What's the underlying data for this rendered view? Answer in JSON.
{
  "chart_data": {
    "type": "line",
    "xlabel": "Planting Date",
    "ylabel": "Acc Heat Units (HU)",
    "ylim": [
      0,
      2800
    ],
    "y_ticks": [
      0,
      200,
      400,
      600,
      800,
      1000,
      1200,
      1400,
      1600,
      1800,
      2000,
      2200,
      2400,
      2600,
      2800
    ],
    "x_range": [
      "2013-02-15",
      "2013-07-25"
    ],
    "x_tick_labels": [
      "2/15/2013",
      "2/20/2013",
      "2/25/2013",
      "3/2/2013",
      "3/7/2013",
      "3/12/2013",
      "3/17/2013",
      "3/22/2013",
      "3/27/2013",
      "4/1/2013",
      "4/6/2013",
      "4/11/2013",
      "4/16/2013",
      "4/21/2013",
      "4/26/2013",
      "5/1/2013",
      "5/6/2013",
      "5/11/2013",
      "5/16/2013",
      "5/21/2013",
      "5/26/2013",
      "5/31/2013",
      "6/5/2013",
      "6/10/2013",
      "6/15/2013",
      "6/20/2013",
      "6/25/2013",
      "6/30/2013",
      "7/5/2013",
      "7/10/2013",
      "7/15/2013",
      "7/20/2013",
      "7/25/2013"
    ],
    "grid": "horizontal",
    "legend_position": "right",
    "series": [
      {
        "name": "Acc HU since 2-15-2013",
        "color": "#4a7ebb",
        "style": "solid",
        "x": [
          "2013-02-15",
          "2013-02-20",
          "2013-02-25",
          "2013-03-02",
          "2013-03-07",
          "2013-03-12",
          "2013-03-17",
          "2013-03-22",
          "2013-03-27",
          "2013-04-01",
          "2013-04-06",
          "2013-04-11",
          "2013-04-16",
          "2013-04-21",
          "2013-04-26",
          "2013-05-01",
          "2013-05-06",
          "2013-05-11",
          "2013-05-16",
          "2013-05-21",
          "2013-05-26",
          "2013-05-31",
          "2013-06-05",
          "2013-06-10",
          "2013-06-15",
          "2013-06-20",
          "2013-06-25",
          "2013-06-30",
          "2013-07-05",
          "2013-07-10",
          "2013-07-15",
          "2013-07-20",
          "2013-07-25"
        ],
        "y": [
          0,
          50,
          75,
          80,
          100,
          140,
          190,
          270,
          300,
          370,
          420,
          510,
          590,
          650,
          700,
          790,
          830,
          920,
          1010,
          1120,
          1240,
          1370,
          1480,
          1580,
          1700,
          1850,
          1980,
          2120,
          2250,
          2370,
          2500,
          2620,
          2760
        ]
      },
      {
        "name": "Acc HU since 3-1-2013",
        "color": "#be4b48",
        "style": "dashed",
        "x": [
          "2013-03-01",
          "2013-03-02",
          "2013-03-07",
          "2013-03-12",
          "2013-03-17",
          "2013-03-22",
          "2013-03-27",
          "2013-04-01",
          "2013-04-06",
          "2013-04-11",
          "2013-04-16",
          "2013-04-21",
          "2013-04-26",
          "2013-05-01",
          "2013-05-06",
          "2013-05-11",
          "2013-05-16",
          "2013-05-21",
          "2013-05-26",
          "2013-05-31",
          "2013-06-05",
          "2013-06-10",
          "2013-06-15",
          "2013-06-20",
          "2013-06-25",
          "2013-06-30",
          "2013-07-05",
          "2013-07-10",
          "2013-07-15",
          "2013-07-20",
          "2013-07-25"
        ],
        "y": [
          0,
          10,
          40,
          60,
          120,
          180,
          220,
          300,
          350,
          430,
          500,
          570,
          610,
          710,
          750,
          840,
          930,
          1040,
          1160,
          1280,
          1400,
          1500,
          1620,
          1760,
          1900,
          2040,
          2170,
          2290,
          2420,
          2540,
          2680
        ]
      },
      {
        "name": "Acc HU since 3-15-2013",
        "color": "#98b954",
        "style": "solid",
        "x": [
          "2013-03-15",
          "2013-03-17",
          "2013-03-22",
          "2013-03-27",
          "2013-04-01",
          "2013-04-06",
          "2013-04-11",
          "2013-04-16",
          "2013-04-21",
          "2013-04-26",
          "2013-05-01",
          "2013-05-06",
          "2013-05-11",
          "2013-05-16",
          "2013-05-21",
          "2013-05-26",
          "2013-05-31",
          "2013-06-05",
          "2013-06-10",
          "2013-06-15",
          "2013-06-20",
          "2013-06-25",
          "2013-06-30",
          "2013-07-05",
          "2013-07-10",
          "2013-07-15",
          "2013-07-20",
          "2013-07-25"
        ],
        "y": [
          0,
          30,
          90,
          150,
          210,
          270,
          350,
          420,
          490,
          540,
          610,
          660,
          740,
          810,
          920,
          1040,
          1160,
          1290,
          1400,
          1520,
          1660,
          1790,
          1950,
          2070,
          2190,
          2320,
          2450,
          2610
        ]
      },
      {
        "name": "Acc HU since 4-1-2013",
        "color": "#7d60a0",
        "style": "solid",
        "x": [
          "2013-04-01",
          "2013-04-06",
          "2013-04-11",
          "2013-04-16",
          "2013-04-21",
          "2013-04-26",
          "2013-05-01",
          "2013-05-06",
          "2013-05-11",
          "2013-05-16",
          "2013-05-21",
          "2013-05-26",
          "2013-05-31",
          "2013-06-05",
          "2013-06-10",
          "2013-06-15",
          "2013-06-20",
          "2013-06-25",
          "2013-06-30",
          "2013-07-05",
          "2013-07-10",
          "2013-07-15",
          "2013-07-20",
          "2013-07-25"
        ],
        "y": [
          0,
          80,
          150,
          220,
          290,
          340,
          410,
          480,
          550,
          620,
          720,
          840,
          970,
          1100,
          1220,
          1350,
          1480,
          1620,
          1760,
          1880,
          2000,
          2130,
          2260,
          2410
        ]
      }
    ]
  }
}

- _Directions for this task_
Tell how many lines include "name". The number is the whole answer.

- _Output of the exercise_
4